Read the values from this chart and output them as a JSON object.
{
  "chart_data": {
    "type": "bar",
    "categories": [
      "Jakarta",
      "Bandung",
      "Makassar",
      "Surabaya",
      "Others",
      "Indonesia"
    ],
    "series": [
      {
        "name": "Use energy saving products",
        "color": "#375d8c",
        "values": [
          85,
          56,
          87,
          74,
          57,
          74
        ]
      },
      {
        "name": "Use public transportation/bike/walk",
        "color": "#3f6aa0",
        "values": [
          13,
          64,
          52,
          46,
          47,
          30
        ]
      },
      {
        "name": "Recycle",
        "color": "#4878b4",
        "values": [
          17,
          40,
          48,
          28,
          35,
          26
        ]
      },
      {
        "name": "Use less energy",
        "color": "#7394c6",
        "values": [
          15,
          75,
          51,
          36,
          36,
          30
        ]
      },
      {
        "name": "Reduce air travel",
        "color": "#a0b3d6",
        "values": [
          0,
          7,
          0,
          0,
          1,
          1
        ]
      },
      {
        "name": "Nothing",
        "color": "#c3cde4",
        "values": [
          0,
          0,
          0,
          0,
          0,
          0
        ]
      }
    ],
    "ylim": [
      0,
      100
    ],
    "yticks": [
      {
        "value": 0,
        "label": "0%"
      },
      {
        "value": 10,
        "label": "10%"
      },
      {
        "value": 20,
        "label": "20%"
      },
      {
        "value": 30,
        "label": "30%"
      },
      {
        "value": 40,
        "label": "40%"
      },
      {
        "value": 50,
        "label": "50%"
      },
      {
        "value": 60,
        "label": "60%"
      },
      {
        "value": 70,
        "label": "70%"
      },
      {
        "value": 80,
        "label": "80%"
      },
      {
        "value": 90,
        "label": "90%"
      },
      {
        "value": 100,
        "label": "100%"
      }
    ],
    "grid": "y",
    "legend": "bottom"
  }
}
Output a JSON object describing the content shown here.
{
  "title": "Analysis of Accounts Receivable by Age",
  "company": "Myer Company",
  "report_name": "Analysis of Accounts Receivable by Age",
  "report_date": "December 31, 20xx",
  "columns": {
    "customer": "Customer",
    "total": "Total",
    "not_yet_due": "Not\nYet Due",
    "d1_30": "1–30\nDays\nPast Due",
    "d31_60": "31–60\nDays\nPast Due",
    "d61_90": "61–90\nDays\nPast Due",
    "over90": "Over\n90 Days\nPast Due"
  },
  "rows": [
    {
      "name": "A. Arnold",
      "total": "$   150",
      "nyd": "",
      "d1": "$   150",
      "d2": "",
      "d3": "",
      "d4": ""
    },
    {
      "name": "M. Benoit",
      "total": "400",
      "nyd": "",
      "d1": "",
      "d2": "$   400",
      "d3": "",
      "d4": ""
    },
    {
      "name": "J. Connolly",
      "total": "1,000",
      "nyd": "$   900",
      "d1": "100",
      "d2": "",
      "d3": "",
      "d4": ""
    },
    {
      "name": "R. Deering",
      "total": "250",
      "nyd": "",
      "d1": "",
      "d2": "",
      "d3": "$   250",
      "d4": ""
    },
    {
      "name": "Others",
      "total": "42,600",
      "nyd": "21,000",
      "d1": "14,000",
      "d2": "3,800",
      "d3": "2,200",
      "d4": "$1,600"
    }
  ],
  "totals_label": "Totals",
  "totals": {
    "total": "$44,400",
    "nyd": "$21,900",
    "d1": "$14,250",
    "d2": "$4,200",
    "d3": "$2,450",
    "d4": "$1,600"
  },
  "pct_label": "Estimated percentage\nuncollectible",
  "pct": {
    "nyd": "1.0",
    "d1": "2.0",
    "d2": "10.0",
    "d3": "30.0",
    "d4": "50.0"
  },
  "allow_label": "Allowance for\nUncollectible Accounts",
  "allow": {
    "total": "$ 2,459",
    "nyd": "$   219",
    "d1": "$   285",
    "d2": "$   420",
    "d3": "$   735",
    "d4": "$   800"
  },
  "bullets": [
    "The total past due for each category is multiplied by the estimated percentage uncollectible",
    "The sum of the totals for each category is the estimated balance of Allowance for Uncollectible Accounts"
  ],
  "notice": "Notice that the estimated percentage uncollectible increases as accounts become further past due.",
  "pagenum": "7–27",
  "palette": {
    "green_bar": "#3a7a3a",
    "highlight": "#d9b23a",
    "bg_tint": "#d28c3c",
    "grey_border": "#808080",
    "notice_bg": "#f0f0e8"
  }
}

####

Task goal | From the material above, copy each line that includes the word "percentage".

Full solution |
  "pct_label": "Estimated percentage\nuncollectible",
    "The total past due for each category is multiplied by the estimated percentage uncollectible",
  "notice": "Notice that the estimated percentage uncollectible increases as accounts become further past due.",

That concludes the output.